— Objective —
Every line that includes the word "icon" is to be listed.

· · · · ·

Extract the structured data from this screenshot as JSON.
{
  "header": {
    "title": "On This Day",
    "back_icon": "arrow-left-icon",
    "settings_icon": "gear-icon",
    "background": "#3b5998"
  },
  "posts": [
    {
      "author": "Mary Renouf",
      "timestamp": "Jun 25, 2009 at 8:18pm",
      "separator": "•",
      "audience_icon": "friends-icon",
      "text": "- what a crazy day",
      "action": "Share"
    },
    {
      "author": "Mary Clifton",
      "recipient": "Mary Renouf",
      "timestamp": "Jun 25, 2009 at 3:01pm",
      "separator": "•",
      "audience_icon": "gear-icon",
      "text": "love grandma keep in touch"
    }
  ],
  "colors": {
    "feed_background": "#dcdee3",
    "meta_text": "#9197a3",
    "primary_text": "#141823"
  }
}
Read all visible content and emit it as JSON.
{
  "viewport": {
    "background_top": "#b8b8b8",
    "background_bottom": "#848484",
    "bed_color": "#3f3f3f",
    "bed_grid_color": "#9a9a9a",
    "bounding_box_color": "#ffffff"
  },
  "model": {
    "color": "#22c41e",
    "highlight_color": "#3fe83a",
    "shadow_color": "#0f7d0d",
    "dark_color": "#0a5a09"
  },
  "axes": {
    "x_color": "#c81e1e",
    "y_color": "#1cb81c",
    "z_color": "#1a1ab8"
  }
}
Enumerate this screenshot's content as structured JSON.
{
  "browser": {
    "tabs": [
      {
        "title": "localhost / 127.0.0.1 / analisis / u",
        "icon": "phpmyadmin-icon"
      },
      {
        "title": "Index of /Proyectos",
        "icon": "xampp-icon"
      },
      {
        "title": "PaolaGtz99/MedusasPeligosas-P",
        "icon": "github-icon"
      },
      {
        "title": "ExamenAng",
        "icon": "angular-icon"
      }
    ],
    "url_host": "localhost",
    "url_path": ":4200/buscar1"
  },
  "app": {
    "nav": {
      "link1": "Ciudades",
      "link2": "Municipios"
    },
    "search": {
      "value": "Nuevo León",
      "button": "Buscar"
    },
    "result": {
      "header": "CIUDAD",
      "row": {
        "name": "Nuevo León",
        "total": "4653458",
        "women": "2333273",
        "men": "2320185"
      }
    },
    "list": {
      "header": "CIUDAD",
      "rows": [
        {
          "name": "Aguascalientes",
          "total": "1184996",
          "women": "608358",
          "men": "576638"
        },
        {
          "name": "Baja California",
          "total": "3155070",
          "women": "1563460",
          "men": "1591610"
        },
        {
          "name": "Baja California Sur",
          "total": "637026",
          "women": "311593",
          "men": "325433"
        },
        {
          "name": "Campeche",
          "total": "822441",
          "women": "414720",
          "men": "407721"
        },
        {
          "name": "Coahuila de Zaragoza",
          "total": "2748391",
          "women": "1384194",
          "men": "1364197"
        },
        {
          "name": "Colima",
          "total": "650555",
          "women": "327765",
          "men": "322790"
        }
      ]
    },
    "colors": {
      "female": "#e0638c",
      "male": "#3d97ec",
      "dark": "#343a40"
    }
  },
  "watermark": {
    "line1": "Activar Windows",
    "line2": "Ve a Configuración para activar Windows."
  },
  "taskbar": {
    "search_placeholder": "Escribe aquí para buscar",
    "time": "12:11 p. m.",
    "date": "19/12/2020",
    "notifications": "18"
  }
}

· · · · ·

— Output —
    "back_icon": "arrow-left-icon",
    "settings_icon": "gear-icon",
      "audience_icon": "friends-icon",
      "audience_icon": "gear-icon",
        "icon": "phpmyadmin-icon"
        "icon": "xampp-icon"
        "icon": "github-icon"
        "icon": "angular-icon"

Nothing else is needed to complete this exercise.